Records about charts and figures
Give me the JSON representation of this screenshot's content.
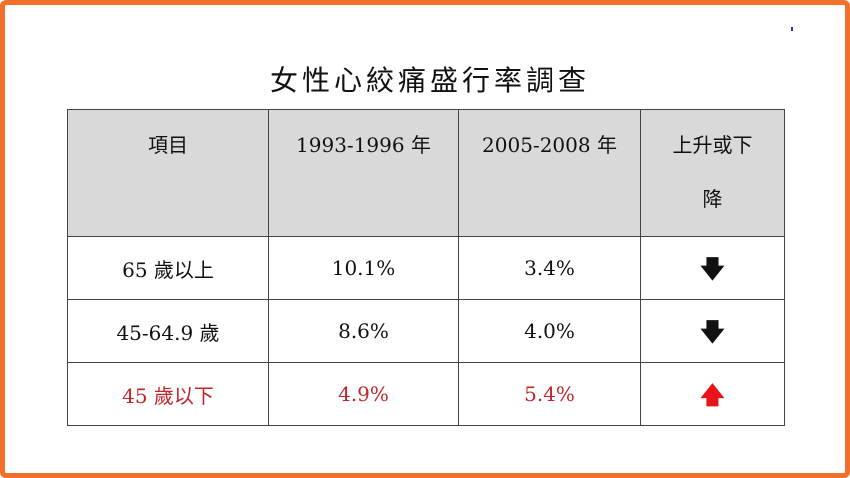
{
  "title": "女性心絞痛盛行率調查",
  "table": {
    "headers": {
      "item": "項目",
      "period1": "1993-1996 年",
      "period2": "2005-2008 年",
      "change_line1": "上升或下",
      "change_line2": "降"
    },
    "rows": [
      {
        "group": "65 歲以上",
        "period1": "10.1%",
        "period2": "3.4%",
        "trend": "down",
        "trend_glyph": "🡇"
      },
      {
        "group": "45-64.9 歲",
        "period1": "8.6%",
        "period2": "4.0%",
        "trend": "down",
        "trend_glyph": "🡇"
      },
      {
        "group": "45 歲以下",
        "period1": "4.9%",
        "period2": "5.4%",
        "trend": "up",
        "trend_glyph": "🡅"
      }
    ]
  },
  "colors": {
    "frame_border": "#f2712a",
    "header_fill": "#d9d9d9",
    "highlight_text": "#c2262b",
    "up_arrow": "#e8141a",
    "down_arrow": "#111111"
  },
  "icons": {
    "down": "arrow-down-icon",
    "up": "arrow-up-icon"
  }
}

▶ Task statement
Repeat the material above in full and exactly, omitting the pictures.

▶ Solution
Give me the JSON representation of this screenshot's content.
{
  "title": "女性心絞痛盛行率調查",
  "table": {
    "headers": {
      "item": "項目",
      "period1": "1993-1996 年",
      "period2": "2005-2008 年",
      "change_line1": "上升或下",
      "change_line2": "降"
    },
    "rows": [
      {
        "group": "65 歲以上",
        "period1": "10.1%",
        "period2": "3.4%",
        "trend": "down",
        "trend_glyph": "🡇"
      },
      {
        "group": "45-64.9 歲",
        "period1": "8.6%",
        "period2": "4.0%",
        "trend": "down",
        "trend_glyph": "🡇"
      },
      {
        "group": "45 歲以下",
        "period1": "4.9%",
        "period2": "5.4%",
        "trend": "up",
        "trend_glyph": "🡅"
      }
    ]
  },
  "colors": {
    "frame_border": "#f2712a",
    "header_fill": "#d9d9d9",
    "highlight_text": "#c2262b",
    "up_arrow": "#e8141a",
    "down_arrow": "#111111"
  },
  "icons": {
    "down": "arrow-down-icon",
    "up": "arrow-up-icon"
  }
}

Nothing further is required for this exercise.